## TASK DIRECTIONS
Give all of the lines again exactly as they read.

--- RECORDED INFORMATION ---

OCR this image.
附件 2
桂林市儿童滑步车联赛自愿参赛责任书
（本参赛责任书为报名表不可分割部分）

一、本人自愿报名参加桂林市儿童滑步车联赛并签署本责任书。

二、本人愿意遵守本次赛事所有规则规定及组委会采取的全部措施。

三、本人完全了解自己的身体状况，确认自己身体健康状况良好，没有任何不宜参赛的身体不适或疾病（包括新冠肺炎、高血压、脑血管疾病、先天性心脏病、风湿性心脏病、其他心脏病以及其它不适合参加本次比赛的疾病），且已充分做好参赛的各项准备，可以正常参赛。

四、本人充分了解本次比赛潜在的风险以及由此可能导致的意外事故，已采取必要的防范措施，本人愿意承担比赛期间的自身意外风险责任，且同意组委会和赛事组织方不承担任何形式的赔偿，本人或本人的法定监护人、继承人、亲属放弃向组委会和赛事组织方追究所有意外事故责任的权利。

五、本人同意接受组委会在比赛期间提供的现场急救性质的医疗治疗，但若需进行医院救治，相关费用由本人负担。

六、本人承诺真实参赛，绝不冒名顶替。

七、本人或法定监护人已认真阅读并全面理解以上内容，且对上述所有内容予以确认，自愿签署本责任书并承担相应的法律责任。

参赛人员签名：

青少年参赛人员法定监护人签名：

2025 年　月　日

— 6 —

---

## RESULT
OCR this image.
附件 2
桂林市儿童滑步车联赛自愿参赛责任书
（本参赛责任书为报名表不可分割部分）

一、本人自愿报名参加桂林市儿童滑步车联赛并签署本责任书。

二、本人愿意遵守本次赛事所有规则规定及组委会采取的全部措施。

三、本人完全了解自己的身体状况，确认自己身体健康状况良好，没有任何不宜参赛的身体不适或疾病（包括新冠肺炎、高血压、脑血管疾病、先天性心脏病、风湿性心脏病、其他心脏病以及其它不适合参加本次比赛的疾病），且已充分做好参赛的各项准备，可以正常参赛。

四、本人充分了解本次比赛潜在的风险以及由此可能导致的意外事故，已采取必要的防范措施，本人愿意承担比赛期间的自身意外风险责任，且同意组委会和赛事组织方不承担任何形式的赔偿，本人或本人的法定监护人、继承人、亲属放弃向组委会和赛事组织方追究所有意外事故责任的权利。

五、本人同意接受组委会在比赛期间提供的现场急救性质的医疗治疗，但若需进行医院救治，相关费用由本人负担。

六、本人承诺真实参赛，绝不冒名顶替。

七、本人或法定监护人已认真阅读并全面理解以上内容，且对上述所有内容予以确认，自愿签署本责任书并承担相应的法律责任。

参赛人员签名：

青少年参赛人员法定监护人签名：

2025 年　月　日

— 6 —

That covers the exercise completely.